What is being asked => Gather all lines in the entries that include the word "name".
=== Data provided ===
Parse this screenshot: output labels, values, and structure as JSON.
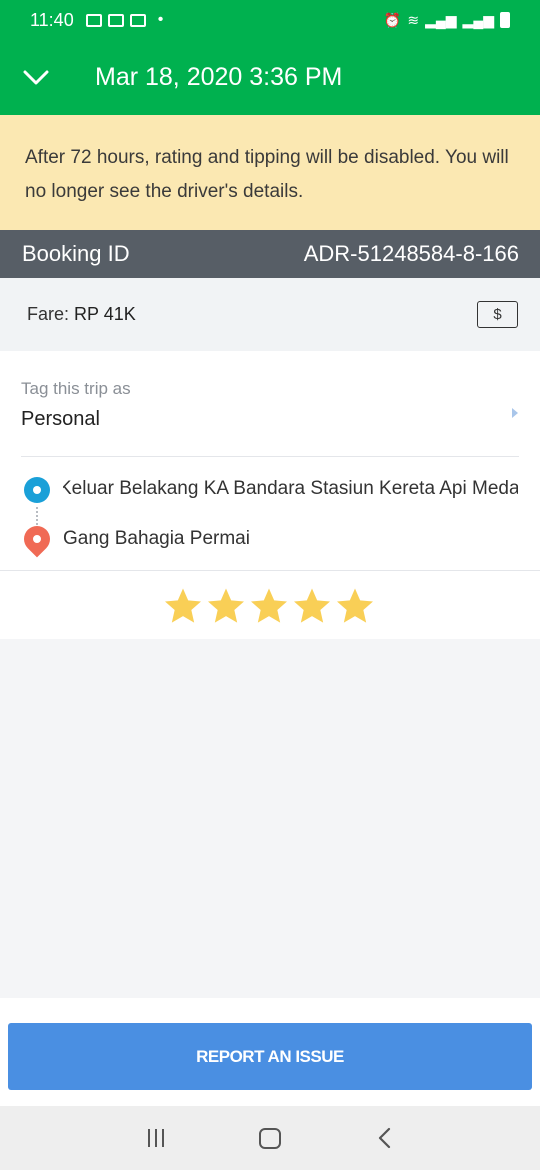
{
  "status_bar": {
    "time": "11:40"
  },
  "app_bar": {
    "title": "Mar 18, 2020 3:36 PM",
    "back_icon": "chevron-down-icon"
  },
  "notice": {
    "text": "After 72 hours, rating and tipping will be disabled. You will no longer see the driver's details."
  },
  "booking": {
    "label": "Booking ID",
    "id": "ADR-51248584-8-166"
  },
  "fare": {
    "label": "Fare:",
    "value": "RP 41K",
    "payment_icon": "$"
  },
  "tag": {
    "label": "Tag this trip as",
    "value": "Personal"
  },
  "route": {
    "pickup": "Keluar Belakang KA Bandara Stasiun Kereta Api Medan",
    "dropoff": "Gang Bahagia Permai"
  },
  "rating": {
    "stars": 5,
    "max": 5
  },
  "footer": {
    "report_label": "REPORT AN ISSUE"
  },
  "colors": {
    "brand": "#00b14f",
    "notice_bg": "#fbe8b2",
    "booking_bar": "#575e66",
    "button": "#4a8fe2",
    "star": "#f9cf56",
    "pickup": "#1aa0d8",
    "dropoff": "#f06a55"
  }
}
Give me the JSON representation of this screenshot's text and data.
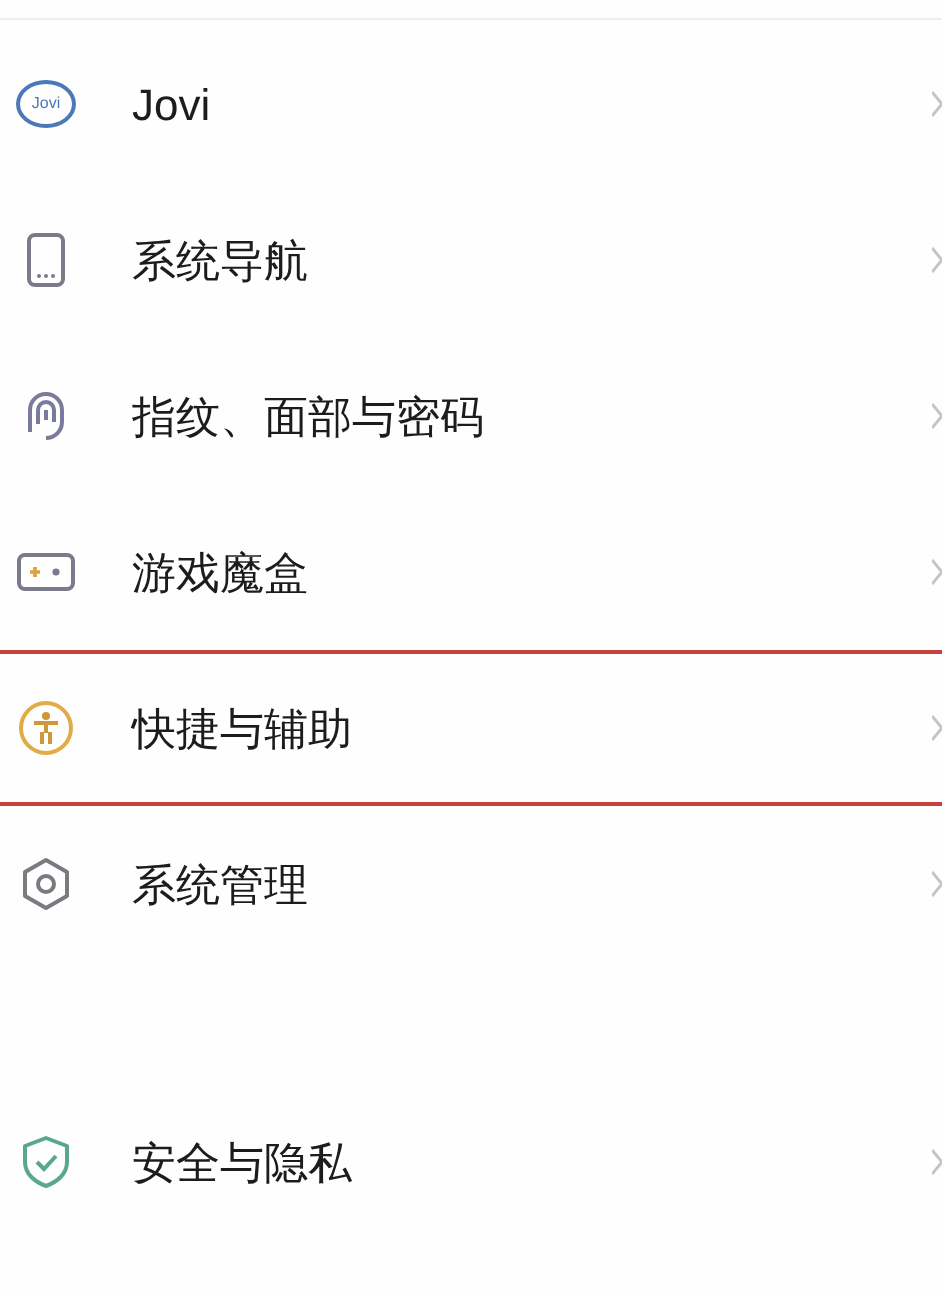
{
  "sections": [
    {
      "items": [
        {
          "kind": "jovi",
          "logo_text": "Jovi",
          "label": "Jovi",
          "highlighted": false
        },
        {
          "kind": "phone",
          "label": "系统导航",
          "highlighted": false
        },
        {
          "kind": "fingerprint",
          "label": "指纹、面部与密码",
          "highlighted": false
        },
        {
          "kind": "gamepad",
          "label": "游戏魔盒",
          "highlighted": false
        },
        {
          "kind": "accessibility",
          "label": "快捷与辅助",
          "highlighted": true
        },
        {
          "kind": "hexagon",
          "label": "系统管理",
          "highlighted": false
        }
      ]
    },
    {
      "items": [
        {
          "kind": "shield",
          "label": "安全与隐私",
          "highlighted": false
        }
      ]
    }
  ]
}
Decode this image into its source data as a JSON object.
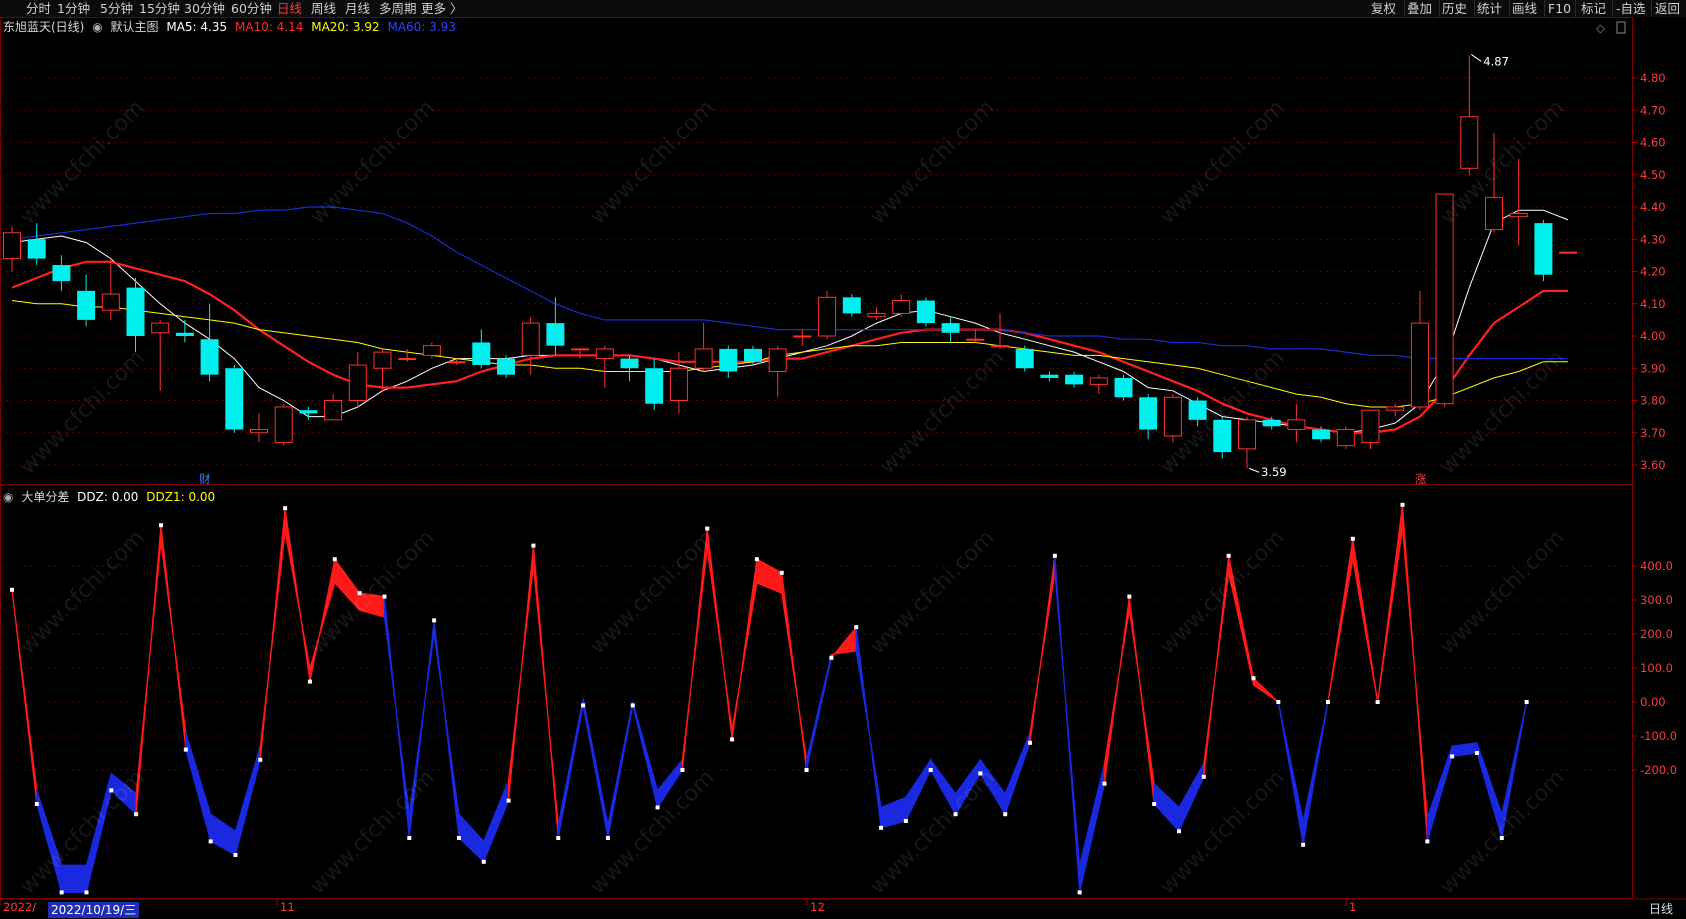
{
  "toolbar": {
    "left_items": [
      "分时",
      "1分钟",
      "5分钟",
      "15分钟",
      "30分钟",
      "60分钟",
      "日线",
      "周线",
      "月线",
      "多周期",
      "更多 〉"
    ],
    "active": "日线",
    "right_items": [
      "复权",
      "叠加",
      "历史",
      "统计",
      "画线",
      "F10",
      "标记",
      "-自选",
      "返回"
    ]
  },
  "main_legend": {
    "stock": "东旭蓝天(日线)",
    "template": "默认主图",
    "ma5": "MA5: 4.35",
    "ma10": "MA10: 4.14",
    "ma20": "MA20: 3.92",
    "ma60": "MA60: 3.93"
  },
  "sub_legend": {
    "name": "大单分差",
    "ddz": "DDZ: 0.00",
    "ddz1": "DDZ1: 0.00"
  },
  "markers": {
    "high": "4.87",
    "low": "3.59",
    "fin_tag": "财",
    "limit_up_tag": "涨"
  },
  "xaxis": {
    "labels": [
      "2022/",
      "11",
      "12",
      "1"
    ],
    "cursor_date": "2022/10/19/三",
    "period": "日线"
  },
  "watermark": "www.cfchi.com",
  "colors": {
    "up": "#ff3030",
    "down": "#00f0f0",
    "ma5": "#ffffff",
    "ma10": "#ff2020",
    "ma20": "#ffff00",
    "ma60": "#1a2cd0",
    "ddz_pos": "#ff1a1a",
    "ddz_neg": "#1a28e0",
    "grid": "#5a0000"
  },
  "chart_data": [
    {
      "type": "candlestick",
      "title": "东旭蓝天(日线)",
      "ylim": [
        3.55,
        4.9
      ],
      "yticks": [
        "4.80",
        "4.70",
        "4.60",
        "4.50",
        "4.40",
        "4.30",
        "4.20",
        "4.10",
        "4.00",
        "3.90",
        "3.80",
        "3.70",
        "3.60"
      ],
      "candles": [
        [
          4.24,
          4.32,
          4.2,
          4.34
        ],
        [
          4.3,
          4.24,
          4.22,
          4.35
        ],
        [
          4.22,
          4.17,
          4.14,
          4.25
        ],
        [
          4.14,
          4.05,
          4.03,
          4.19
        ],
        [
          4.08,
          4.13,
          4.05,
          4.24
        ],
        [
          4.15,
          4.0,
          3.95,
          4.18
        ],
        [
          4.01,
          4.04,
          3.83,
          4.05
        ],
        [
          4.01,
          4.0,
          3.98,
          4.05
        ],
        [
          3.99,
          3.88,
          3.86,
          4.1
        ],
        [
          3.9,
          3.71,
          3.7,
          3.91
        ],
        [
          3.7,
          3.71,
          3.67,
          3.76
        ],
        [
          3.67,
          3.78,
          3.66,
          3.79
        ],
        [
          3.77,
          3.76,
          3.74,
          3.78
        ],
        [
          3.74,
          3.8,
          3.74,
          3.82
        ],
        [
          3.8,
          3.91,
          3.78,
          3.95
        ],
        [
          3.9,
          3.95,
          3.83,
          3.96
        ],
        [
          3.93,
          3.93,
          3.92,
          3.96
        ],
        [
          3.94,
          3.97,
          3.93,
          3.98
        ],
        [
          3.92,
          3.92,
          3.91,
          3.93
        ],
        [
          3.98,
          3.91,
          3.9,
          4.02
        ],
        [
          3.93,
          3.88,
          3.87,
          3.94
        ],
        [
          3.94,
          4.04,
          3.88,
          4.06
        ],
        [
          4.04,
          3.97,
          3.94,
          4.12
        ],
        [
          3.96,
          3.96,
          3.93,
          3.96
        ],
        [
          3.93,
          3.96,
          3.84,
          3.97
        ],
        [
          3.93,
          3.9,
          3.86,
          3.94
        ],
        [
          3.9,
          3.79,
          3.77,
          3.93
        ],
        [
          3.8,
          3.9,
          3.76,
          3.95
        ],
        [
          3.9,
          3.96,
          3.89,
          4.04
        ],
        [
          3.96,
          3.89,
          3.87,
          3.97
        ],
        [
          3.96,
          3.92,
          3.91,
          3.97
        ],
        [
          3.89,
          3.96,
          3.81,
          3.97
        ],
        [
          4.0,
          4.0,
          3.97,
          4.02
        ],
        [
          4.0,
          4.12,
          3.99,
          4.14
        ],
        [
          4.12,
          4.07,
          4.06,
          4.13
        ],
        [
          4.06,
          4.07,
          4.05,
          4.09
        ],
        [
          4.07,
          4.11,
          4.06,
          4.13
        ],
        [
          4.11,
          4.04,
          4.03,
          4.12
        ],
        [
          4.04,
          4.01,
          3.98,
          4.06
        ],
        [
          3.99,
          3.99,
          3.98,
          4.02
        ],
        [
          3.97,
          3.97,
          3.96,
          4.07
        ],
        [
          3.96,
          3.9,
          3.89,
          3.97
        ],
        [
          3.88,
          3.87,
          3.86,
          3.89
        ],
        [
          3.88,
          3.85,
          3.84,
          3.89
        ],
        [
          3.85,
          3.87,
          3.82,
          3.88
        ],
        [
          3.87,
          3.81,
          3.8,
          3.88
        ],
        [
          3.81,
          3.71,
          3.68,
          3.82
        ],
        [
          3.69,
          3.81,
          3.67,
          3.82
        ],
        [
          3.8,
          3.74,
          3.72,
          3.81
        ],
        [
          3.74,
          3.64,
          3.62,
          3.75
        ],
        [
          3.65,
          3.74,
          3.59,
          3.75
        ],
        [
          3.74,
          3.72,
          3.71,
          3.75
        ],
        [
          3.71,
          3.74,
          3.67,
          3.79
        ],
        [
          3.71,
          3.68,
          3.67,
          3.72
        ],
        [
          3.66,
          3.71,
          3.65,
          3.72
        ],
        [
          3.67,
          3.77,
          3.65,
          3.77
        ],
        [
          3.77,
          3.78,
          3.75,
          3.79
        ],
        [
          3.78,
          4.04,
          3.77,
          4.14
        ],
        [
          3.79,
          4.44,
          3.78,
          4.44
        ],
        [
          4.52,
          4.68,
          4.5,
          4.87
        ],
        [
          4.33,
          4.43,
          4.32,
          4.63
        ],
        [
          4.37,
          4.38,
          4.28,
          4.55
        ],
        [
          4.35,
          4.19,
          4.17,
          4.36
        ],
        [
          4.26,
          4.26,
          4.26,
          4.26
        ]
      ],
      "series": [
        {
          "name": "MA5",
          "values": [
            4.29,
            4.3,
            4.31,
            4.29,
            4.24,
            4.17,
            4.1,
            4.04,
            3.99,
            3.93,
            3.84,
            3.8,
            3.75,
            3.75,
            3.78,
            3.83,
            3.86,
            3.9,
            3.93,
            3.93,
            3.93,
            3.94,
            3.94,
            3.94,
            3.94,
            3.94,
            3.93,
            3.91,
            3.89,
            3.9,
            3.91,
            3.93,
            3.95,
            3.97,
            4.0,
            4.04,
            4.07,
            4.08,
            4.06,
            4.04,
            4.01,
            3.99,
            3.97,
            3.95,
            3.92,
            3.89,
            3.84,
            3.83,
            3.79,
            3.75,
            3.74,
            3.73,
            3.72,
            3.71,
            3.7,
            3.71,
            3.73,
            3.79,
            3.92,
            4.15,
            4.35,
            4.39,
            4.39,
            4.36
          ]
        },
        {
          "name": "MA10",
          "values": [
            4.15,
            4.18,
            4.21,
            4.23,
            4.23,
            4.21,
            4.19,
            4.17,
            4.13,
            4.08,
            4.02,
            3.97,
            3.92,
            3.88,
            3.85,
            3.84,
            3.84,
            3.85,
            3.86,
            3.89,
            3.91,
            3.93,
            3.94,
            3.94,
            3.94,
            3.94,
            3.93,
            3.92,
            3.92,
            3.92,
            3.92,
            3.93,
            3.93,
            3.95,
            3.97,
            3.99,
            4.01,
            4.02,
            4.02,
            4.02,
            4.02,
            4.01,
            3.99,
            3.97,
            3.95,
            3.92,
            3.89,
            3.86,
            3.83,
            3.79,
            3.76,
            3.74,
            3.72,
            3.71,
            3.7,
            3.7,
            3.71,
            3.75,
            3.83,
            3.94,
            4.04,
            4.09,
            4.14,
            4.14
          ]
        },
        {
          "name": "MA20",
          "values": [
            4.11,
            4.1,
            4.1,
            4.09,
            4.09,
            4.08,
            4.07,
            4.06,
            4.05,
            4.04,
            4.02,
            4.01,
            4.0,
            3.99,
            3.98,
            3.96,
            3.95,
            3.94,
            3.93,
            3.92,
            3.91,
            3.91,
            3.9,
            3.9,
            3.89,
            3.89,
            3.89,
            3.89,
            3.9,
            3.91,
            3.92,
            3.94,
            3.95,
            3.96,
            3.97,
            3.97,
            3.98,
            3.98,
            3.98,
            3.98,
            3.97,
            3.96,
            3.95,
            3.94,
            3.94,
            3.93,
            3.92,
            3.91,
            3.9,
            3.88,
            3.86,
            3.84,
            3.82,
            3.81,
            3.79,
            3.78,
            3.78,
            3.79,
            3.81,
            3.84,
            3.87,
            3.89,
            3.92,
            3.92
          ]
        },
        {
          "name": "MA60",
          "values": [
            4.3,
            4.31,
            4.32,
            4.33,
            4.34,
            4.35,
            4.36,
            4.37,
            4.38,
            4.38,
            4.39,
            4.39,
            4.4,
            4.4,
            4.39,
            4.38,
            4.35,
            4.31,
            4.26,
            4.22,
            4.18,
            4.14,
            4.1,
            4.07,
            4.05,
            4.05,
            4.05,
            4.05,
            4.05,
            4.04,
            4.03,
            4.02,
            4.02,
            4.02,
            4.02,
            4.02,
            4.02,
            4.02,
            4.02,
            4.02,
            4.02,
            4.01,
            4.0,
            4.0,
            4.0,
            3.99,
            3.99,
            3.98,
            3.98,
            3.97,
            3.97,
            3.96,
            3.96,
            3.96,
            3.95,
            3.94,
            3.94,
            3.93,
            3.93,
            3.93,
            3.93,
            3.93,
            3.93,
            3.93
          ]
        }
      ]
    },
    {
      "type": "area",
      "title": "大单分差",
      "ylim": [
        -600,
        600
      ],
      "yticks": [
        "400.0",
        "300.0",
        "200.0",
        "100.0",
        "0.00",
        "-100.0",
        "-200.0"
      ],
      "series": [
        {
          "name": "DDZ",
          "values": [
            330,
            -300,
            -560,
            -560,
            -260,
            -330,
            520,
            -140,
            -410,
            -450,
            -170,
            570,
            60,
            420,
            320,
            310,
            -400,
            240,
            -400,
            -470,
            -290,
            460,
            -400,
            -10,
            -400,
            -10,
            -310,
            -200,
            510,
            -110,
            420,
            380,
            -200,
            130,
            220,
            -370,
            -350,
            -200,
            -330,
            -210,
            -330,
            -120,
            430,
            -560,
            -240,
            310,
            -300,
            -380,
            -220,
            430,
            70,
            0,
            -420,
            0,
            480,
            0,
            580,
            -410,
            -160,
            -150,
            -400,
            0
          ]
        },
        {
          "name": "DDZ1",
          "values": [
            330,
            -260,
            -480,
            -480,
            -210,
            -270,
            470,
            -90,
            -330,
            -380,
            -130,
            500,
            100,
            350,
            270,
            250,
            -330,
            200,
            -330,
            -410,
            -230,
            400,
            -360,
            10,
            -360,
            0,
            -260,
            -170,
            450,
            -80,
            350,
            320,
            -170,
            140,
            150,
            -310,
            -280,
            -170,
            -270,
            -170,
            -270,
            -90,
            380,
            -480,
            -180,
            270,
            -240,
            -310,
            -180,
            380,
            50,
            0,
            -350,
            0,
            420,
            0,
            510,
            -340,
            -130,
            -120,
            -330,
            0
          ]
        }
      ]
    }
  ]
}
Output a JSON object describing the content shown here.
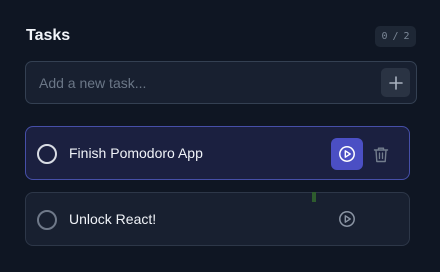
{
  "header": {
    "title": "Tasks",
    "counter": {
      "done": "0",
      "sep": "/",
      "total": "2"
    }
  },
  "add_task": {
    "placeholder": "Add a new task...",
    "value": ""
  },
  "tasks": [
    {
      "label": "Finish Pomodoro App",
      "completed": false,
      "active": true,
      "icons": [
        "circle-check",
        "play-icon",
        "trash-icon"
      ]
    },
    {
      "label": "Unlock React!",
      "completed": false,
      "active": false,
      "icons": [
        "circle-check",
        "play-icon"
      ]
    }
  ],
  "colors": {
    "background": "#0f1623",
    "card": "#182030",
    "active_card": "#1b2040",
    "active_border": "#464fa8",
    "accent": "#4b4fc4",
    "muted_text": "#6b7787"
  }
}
===
Solved exercise =>
    "name": "大单分差",
          "name": "MA5",
          "name": "MA10",
          "name": "MA20",
          "name": "MA60",
          "name": "DDZ",
          "name": "DDZ1",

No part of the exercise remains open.